• **TO BE DONE**
Transcribe the material verbatim in full; the pictures do not belong in the copy.

• **RAW DATA**

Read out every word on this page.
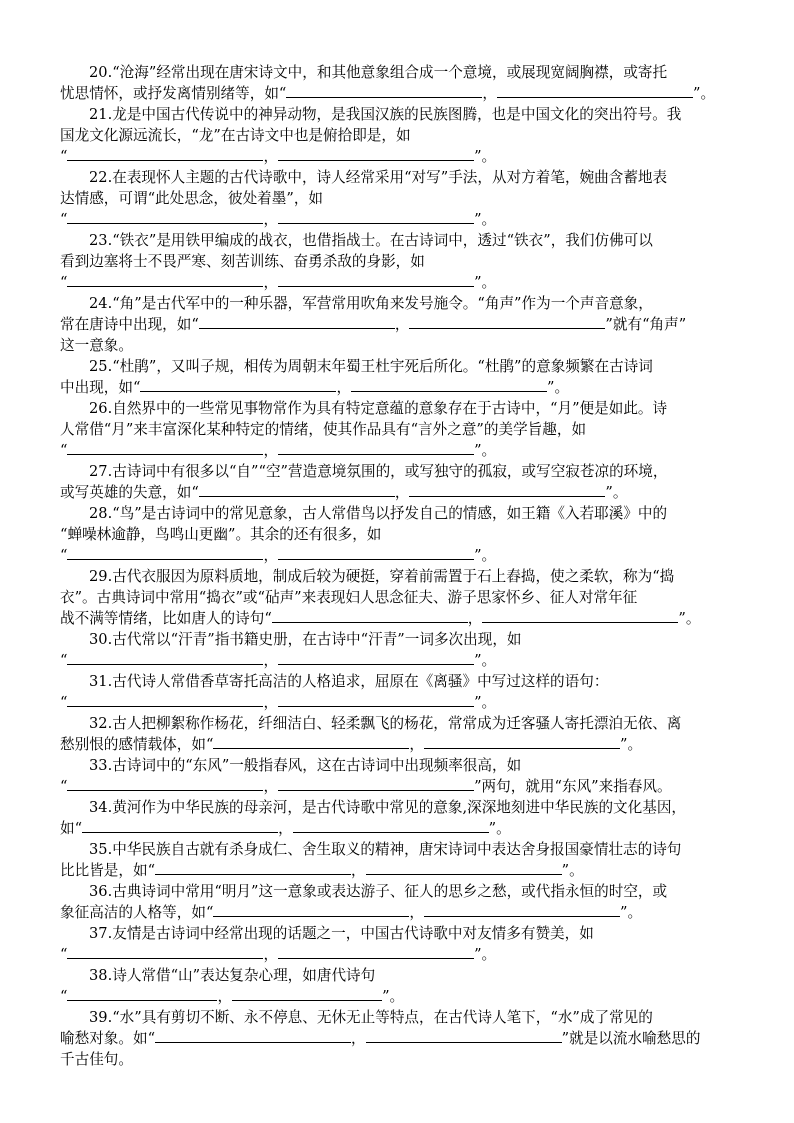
20.“沧海”经常出现在唐宋诗文中，和其他意象组合成一个意境，或展现宽阔胸襟，或寄托
忧思情怀，或抒发离情别绪等，如“	，	”。
21.龙是中国古代传说中的神异动物，是我国汉族的民族图腾，也是中国文化的突出符号。我
国龙文化源远流长，“龙”在古诗文中也是俯拾即是，如
“	，	”。
22.在表现怀人主题的古代诗歌中，诗人经常采用“对写”手法，从对方着笔，婉曲含蓄地表
达情感，可谓“此处思念，彼处着墨”，如
“	，	”。
23.“铁衣”是用铁甲编成的战衣，也借指战士。在古诗词中，透过“铁衣”，我们仿佛可以
看到边塞将士不畏严寒、刻苦训练、奋勇杀敌的身影，如
“	，	”。
24.“角”是古代军中的一种乐器，军营常用吹角来发号施令。“角声”作为一个声音意象，
常在唐诗中出现，如“	，	”就有“角声”
这一意象。
25.“杜鹃”，又叫子规，相传为周朝末年蜀王杜宇死后所化。“杜鹃”的意象频繁在古诗词
中出现，如“	，	”。
26.自然界中的一些常见事物常作为具有特定意蕴的意象存在于古诗中，“月”便是如此。诗
人常借“月”来丰富深化某种特定的情绪，使其作品具有“言外之意”的美学旨趣，如
“	，	”。
27.古诗词中有很多以“自”“空”营造意境氛围的，或写独守的孤寂，或写空寂苍凉的环境，
或写英雄的失意，如“	，	”。
28.“鸟”是古诗词中的常见意象，古人常借鸟以抒发自己的情感，如王籍《入若耶溪》中的
“蝉噪林逾静，鸟鸣山更幽”。其余的还有很多，如
“	，	”。
29.古代衣服因为原料质地，制成后较为硬挺，穿着前需置于石上舂捣，使之柔软，称为“捣
衣”。古典诗词中常用“捣衣”或“砧声”来表现妇人思念征夫、游子思家怀乡、征人对常年征
战不满等情绪，比如唐人的诗句“	，	”。
30.古代常以“汗青”指书籍史册，在古诗中“汗青”一词多次出现，如
“	，	”。
31.古代诗人常借香草寄托高洁的人格追求，屈原在《离骚》中写过这样的语句：
“	，	”。
32.古人把柳絮称作杨花，纤细洁白、轻柔飘飞的杨花，常常成为迁客骚人寄托漂泊无依、离
愁别恨的感情载体，如“	，	”。
33.古诗词中的“东风”一般指春风，这在古诗词中出现频率很高，如
“	，	”两句，就用“东风”来指春风。
34.黄河作为中华民族的母亲河，是古代诗歌中常见的意象,深深地刻进中华民族的文化基因，
如“	，	”。
35.中华民族自古就有杀身成仁、舍生取义的精神，唐宋诗词中表达舍身报国豪情壮志的诗句
比比皆是，如“	，	”。
36.古典诗词中常用“明月”这一意象或表达游子、征人的思乡之愁，或代指永恒的时空，或
象征高洁的人格等，如“	，	”。
37.友情是古诗词中经常出现的话题之一，中国古代诗歌中对友情多有赞美，如
“	，	”。
38.诗人常借“山”表达复杂心理，如唐代诗句
“	，	”。
39.“水”具有剪切不断、永不停息、无休无止等特点，在古代诗人笔下，“水”成了常见的
喻愁对象。如“	，	”就是以流水喻愁思的
千古佳句。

• **THE COMPLETED TASK**
Read out every word on this page.
20.“沧海”经常出现在唐宋诗文中，和其他意象组合成一个意境，或展现宽阔胸襟，或寄托
忧思情怀，或抒发离情别绪等，如“	，	”。
21.龙是中国古代传说中的神异动物，是我国汉族的民族图腾，也是中国文化的突出符号。我
国龙文化源远流长，“龙”在古诗文中也是俯拾即是，如
“	，	”。
22.在表现怀人主题的古代诗歌中，诗人经常采用“对写”手法，从对方着笔，婉曲含蓄地表
达情感，可谓“此处思念，彼处着墨”，如
“	，	”。
23.“铁衣”是用铁甲编成的战衣，也借指战士。在古诗词中，透过“铁衣”，我们仿佛可以
看到边塞将士不畏严寒、刻苦训练、奋勇杀敌的身影，如
“	，	”。
24.“角”是古代军中的一种乐器，军营常用吹角来发号施令。“角声”作为一个声音意象，
常在唐诗中出现，如“	，	”就有“角声”
这一意象。
25.“杜鹃”，又叫子规，相传为周朝末年蜀王杜宇死后所化。“杜鹃”的意象频繁在古诗词
中出现，如“	，	”。
26.自然界中的一些常见事物常作为具有特定意蕴的意象存在于古诗中，“月”便是如此。诗
人常借“月”来丰富深化某种特定的情绪，使其作品具有“言外之意”的美学旨趣，如
“	，	”。
27.古诗词中有很多以“自”“空”营造意境氛围的，或写独守的孤寂，或写空寂苍凉的环境，
或写英雄的失意，如“	，	”。
28.“鸟”是古诗词中的常见意象，古人常借鸟以抒发自己的情感，如王籍《入若耶溪》中的
“蝉噪林逾静，鸟鸣山更幽”。其余的还有很多，如
“	，	”。
29.古代衣服因为原料质地，制成后较为硬挺，穿着前需置于石上舂捣，使之柔软，称为“捣
衣”。古典诗词中常用“捣衣”或“砧声”来表现妇人思念征夫、游子思家怀乡、征人对常年征
战不满等情绪，比如唐人的诗句“	，	”。
30.古代常以“汗青”指书籍史册，在古诗中“汗青”一词多次出现，如
“	，	”。
31.古代诗人常借香草寄托高洁的人格追求，屈原在《离骚》中写过这样的语句：
“	，	”。
32.古人把柳絮称作杨花，纤细洁白、轻柔飘飞的杨花，常常成为迁客骚人寄托漂泊无依、离
愁别恨的感情载体，如“	，	”。
33.古诗词中的“东风”一般指春风，这在古诗词中出现频率很高，如
“	，	”两句，就用“东风”来指春风。
34.黄河作为中华民族的母亲河，是古代诗歌中常见的意象,深深地刻进中华民族的文化基因，
如“	，	”。
35.中华民族自古就有杀身成仁、舍生取义的精神，唐宋诗词中表达舍身报国豪情壮志的诗句
比比皆是，如“	，	”。
36.古典诗词中常用“明月”这一意象或表达游子、征人的思乡之愁，或代指永恒的时空，或
象征高洁的人格等，如“	，	”。
37.友情是古诗词中经常出现的话题之一，中国古代诗歌中对友情多有赞美，如
“	，	”。
38.诗人常借“山”表达复杂心理，如唐代诗句
“	，	”。
39.“水”具有剪切不断、永不停息、无休无止等特点，在古代诗人笔下，“水”成了常见的
喻愁对象。如“	，	”就是以流水喻愁思的
千古佳句。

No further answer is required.